Instruction: Leave the pictures out. Return all other data exactly.

Available data:
——

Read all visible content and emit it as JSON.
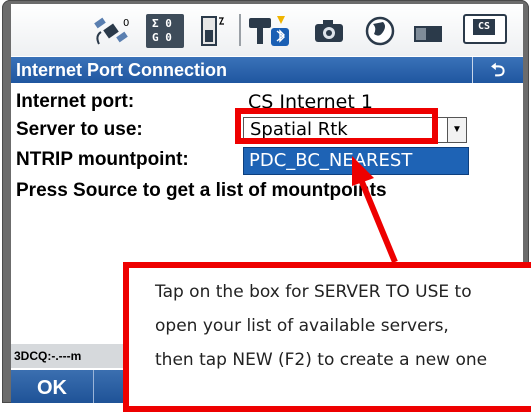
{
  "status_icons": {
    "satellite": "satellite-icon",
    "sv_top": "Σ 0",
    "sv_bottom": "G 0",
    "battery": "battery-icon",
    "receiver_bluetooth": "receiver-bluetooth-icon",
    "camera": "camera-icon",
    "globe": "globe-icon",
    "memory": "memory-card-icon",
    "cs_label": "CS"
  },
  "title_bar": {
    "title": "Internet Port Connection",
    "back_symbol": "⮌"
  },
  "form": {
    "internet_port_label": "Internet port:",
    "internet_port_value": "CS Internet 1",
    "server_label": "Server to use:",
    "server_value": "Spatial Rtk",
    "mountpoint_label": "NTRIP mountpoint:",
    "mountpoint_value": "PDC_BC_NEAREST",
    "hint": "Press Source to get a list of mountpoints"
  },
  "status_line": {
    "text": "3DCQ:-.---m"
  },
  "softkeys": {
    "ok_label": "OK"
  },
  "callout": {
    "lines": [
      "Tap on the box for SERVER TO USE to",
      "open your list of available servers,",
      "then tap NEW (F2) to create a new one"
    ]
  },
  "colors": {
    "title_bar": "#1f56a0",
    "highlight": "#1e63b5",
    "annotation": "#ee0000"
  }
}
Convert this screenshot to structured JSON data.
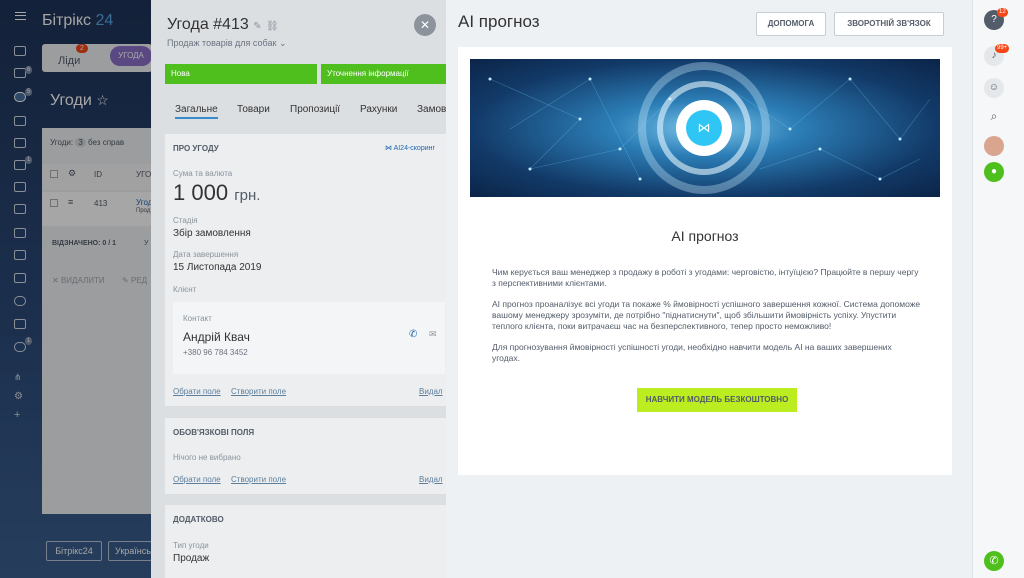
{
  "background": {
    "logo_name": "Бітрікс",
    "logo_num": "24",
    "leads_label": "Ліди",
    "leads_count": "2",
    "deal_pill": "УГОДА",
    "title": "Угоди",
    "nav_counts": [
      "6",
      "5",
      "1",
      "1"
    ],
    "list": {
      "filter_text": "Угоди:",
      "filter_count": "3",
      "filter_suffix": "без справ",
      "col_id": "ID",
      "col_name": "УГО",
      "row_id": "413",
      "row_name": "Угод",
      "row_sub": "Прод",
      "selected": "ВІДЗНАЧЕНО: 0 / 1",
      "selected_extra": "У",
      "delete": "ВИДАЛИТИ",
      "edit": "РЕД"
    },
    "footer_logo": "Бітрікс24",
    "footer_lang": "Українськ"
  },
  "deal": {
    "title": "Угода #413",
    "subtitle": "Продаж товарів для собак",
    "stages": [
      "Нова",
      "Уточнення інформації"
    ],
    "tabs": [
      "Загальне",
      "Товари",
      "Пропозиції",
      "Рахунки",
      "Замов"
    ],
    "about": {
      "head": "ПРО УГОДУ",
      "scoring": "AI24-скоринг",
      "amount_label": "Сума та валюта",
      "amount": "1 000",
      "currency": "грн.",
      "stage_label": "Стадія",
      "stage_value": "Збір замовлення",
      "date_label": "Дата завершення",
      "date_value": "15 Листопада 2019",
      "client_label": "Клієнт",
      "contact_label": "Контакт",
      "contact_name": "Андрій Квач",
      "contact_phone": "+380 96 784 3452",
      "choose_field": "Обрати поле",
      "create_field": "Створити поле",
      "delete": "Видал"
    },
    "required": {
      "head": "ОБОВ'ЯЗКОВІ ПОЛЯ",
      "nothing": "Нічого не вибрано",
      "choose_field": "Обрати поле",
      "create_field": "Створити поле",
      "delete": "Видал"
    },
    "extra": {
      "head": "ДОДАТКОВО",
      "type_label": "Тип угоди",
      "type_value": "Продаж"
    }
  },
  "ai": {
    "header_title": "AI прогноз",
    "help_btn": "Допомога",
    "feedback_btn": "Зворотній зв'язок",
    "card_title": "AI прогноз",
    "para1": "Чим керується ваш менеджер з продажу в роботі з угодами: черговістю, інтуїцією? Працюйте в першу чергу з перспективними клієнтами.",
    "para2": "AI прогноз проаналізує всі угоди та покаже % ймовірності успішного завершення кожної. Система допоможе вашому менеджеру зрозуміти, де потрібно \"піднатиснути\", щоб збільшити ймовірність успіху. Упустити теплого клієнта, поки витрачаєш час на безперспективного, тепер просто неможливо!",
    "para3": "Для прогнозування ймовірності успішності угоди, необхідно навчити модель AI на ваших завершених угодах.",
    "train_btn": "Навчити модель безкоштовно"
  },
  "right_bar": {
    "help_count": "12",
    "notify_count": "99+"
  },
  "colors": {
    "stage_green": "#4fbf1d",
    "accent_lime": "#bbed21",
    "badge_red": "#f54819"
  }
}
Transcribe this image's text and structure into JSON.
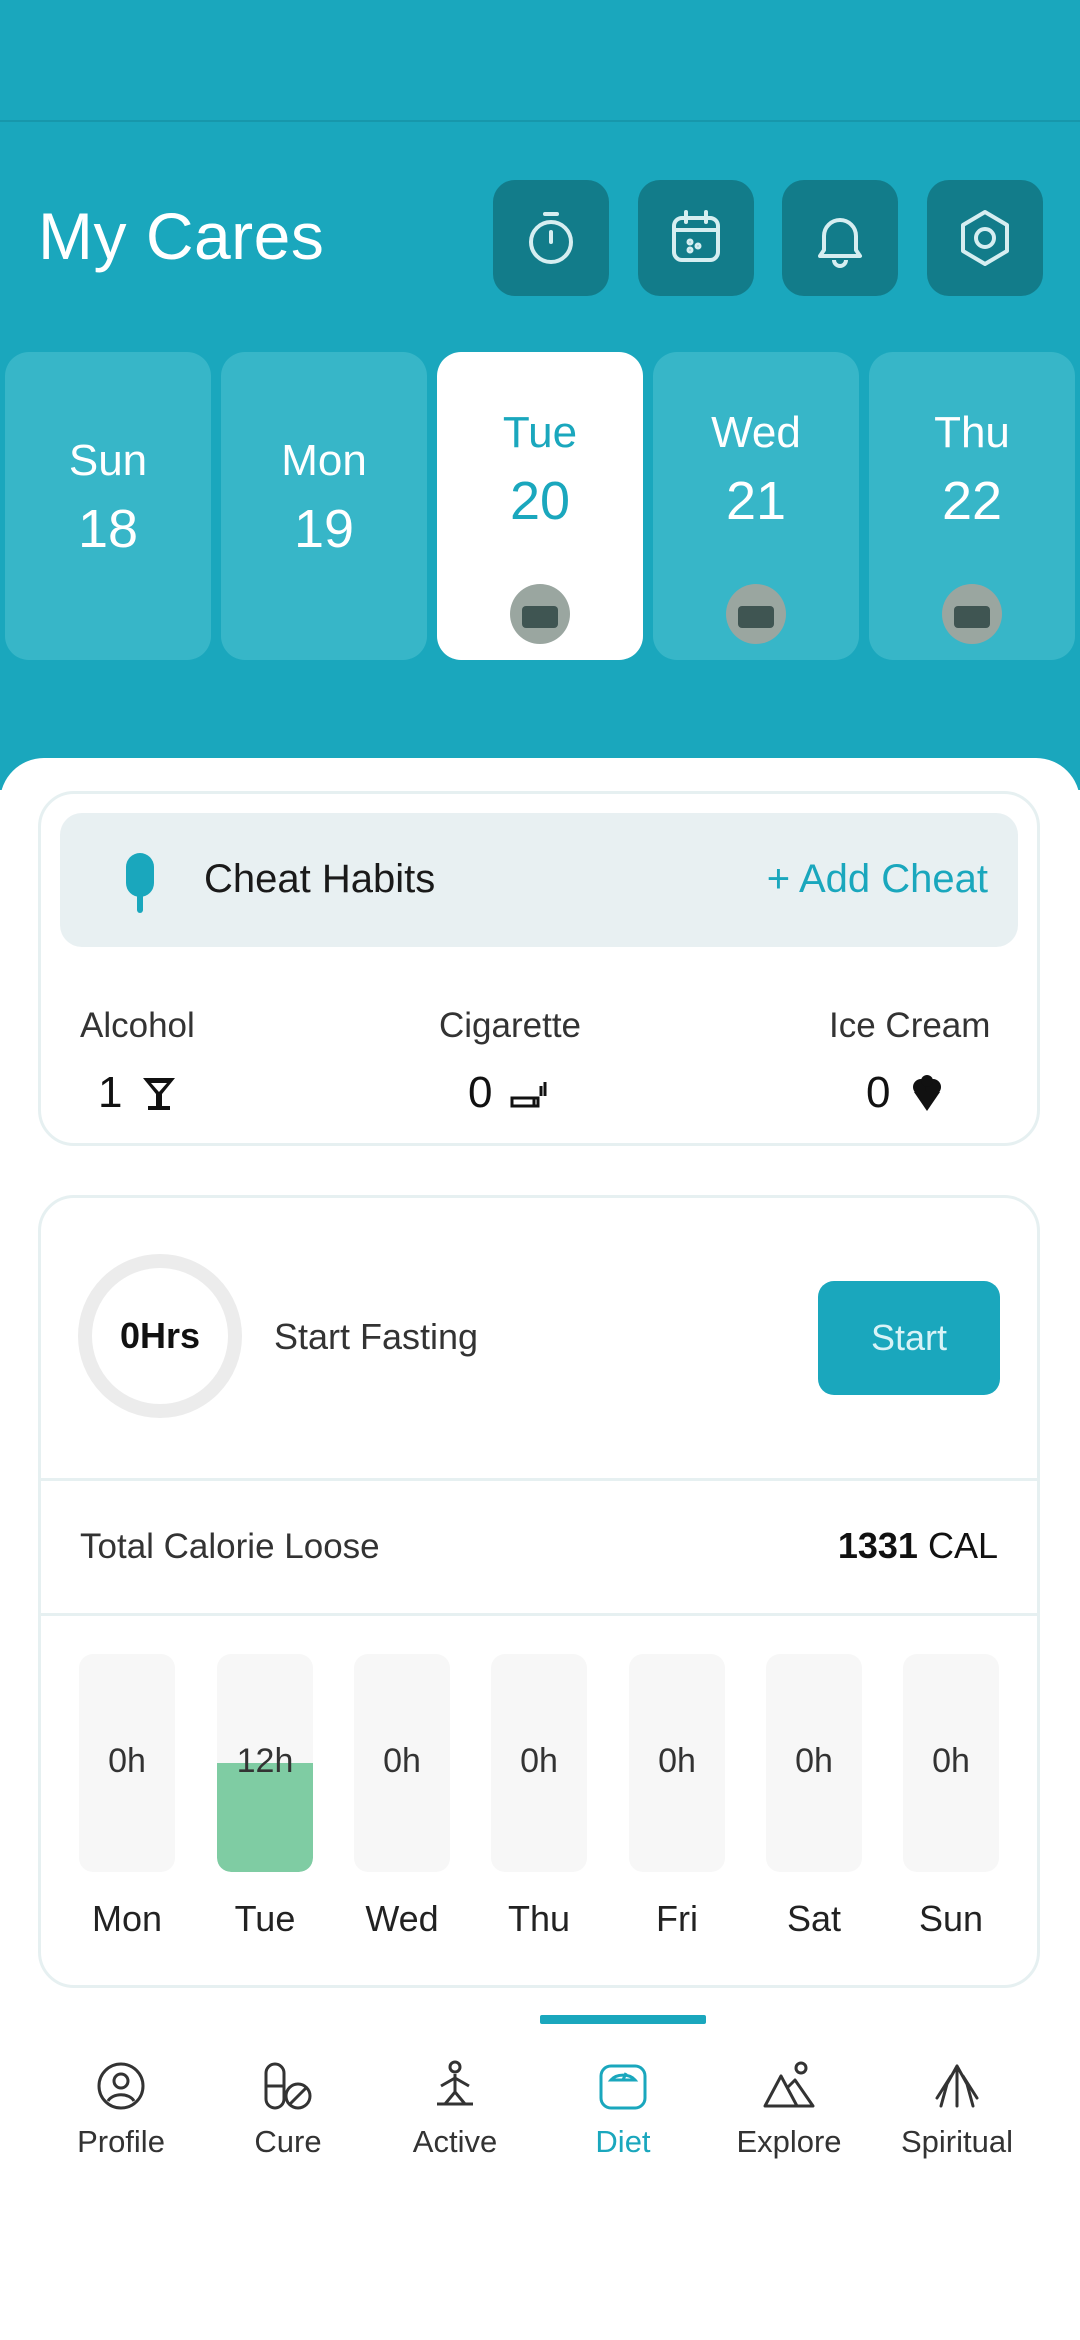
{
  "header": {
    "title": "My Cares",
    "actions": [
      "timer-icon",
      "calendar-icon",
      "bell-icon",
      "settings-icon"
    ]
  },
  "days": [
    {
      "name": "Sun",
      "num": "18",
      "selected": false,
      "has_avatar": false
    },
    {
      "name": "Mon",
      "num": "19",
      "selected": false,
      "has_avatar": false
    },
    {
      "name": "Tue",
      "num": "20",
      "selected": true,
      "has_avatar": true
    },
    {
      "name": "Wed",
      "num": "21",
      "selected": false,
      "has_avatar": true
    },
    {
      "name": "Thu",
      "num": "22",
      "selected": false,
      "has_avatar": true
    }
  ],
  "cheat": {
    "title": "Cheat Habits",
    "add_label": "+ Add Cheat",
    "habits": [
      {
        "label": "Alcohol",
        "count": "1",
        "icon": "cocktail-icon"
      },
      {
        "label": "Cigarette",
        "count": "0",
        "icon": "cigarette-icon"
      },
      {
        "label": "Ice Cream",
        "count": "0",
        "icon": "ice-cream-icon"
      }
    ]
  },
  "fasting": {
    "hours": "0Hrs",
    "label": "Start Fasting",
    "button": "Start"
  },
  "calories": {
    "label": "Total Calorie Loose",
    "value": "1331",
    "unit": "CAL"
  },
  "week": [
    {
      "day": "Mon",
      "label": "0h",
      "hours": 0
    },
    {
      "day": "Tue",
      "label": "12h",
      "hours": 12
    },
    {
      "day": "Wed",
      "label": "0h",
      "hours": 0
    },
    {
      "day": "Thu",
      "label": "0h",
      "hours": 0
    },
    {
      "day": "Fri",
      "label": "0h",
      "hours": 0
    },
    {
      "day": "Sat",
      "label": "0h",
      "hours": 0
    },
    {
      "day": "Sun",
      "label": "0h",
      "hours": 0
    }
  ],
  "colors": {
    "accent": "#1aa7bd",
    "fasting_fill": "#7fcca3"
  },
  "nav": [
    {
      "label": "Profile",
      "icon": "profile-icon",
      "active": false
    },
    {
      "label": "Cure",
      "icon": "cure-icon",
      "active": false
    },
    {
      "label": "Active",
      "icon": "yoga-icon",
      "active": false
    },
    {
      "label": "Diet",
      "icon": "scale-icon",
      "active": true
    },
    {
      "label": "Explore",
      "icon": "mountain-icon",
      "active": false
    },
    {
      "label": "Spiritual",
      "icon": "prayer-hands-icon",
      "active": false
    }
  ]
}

——

Task result:
Read all visible content and emit it as JSON.
{
  "status_icons": {
    "satellite": "satellite-icon",
    "sv_top": "Σ 0",
    "sv_bottom": "G 0",
    "battery": "battery-icon",
    "receiver_bluetooth": "receiver-bluetooth-icon",
    "camera": "camera-icon",
    "globe": "globe-icon",
    "memory": "memory-card-icon",
    "cs_label": "CS"
  },
  "title_bar": {
    "title": "Internet Port Connection",
    "back_symbol": "⮌"
  },
  "form": {
    "internet_port_label": "Internet port:",
    "internet_port_value": "CS Internet 1",
    "server_label": "Server to use:",
    "server_value": "Spatial Rtk",
    "mountpoint_label": "NTRIP mountpoint:",
    "mountpoint_value": "PDC_BC_NEAREST",
    "hint": "Press Source to get a list of mountpoints"
  },
  "status_line": {
    "text": "3DCQ:-.---m"
  },
  "softkeys": {
    "ok_label": "OK"
  },
  "callout": {
    "lines": [
      "Tap on the box for SERVER TO USE to",
      "open your list of available servers,",
      "then tap NEW (F2) to create a new one"
    ]
  },
  "colors": {
    "title_bar": "#1f56a0",
    "highlight": "#1e63b5",
    "annotation": "#ee0000"
  }
}
Convert this screenshot to structured JSON data.
{
  "background": {
    "logo_name": "Бітрікс",
    "logo_num": "24",
    "leads_label": "Ліди",
    "leads_count": "2",
    "deal_pill": "УГОДА",
    "title": "Угоди",
    "nav_counts": [
      "6",
      "5",
      "1",
      "1"
    ],
    "list": {
      "filter_text": "Угоди:",
      "filter_count": "3",
      "filter_suffix": "без справ",
      "col_id": "ID",
      "col_name": "УГО",
      "row_id": "413",
      "row_name": "Угод",
      "row_sub": "Прод",
      "selected": "ВІДЗНАЧЕНО: 0 / 1",
      "selected_extra": "У",
      "delete": "ВИДАЛИТИ",
      "edit": "РЕД"
    },
    "footer_logo": "Бітрікс24",
    "footer_lang": "Українськ"
  },
  "deal": {
    "title": "Угода #413",
    "subtitle": "Продаж товарів для собак",
    "stages": [
      "Нова",
      "Уточнення інформації"
    ],
    "tabs": [
      "Загальне",
      "Товари",
      "Пропозиції",
      "Рахунки",
      "Замов"
    ],
    "about": {
      "head": "ПРО УГОДУ",
      "scoring": "AI24-скоринг",
      "amount_label": "Сума та валюта",
      "amount": "1 000",
      "currency": "грн.",
      "stage_label": "Стадія",
      "stage_value": "Збір замовлення",
      "date_label": "Дата завершення",
      "date_value": "15 Листопада 2019",
      "client_label": "Клієнт",
      "contact_label": "Контакт",
      "contact_name": "Андрій Квач",
      "contact_phone": "+380 96 784 3452",
      "choose_field": "Обрати поле",
      "create_field": "Створити поле",
      "delete": "Видал"
    },
    "required": {
      "head": "ОБОВ'ЯЗКОВІ ПОЛЯ",
      "nothing": "Нічого не вибрано",
      "choose_field": "Обрати поле",
      "create_field": "Створити поле",
      "delete": "Видал"
    },
    "extra": {
      "head": "ДОДАТКОВО",
      "type_label": "Тип угоди",
      "type_value": "Продаж"
    }
  },
  "ai": {
    "header_title": "AI прогноз",
    "help_btn": "Допомога",
    "feedback_btn": "Зворотній зв'язок",
    "card_title": "AI прогноз",
    "para1": "Чим керується ваш менеджер з продажу в роботі з угодами: черговістю, інтуїцією? Працюйте в першу чергу з перспективними клієнтами.",
    "para2": "AI прогноз проаналізує всі угоди та покаже % ймовірності успішного завершення кожної. Система допоможе вашому менеджеру зрозуміти, де потрібно \"піднатиснути\", щоб збільшити ймовірність успіху. Упустити теплого клієнта, поки витрачаєш час на безперспективного, тепер просто неможливо!",
    "para3": "Для прогнозування ймовірності успішності угоди, необхідно навчити модель AI на ваших завершених угодах.",
    "train_btn": "Навчити модель безкоштовно"
  },
  "right_bar": {
    "help_count": "12",
    "notify_count": "99+"
  },
  "colors": {
    "stage_green": "#4fbf1d",
    "accent_lime": "#bbed21",
    "badge_red": "#f54819"
  }
}
Transcribe this image's text and structure into JSON.
{
  "header": {
    "title": "My Cares",
    "actions": [
      "timer-icon",
      "calendar-icon",
      "bell-icon",
      "settings-icon"
    ]
  },
  "days": [
    {
      "name": "Sun",
      "num": "18",
      "selected": false,
      "has_avatar": false
    },
    {
      "name": "Mon",
      "num": "19",
      "selected": false,
      "has_avatar": false
    },
    {
      "name": "Tue",
      "num": "20",
      "selected": true,
      "has_avatar": true
    },
    {
      "name": "Wed",
      "num": "21",
      "selected": false,
      "has_avatar": true
    },
    {
      "name": "Thu",
      "num": "22",
      "selected": false,
      "has_avatar": true
    }
  ],
  "cheat": {
    "title": "Cheat Habits",
    "add_label": "+ Add Cheat",
    "habits": [
      {
        "label": "Alcohol",
        "count": "1",
        "icon": "cocktail-icon"
      },
      {
        "label": "Cigarette",
        "count": "0",
        "icon": "cigarette-icon"
      },
      {
        "label": "Ice Cream",
        "count": "0",
        "icon": "ice-cream-icon"
      }
    ]
  },
  "fasting": {
    "hours": "0Hrs",
    "label": "Start Fasting",
    "button": "Start"
  },
  "calories": {
    "label": "Total Calorie Loose",
    "value": "1331",
    "unit": "CAL"
  },
  "week": [
    {
      "day": "Mon",
      "label": "0h",
      "hours": 0
    },
    {
      "day": "Tue",
      "label": "12h",
      "hours": 12
    },
    {
      "day": "Wed",
      "label": "0h",
      "hours": 0
    },
    {
      "day": "Thu",
      "label": "0h",
      "hours": 0
    },
    {
      "day": "Fri",
      "label": "0h",
      "hours": 0
    },
    {
      "day": "Sat",
      "label": "0h",
      "hours": 0
    },
    {
      "day": "Sun",
      "label": "0h",
      "hours": 0
    }
  ],
  "colors": {
    "accent": "#1aa7bd",
    "fasting_fill": "#7fcca3"
  },
  "nav": [
    {
      "label": "Profile",
      "icon": "profile-icon",
      "active": false
    },
    {
      "label": "Cure",
      "icon": "cure-icon",
      "active": false
    },
    {
      "label": "Active",
      "icon": "yoga-icon",
      "active": false
    },
    {
      "label": "Diet",
      "icon": "scale-icon",
      "active": true
    },
    {
      "label": "Explore",
      "icon": "mountain-icon",
      "active": false
    },
    {
      "label": "Spiritual",
      "icon": "prayer-hands-icon",
      "active": false
    }
  ]
}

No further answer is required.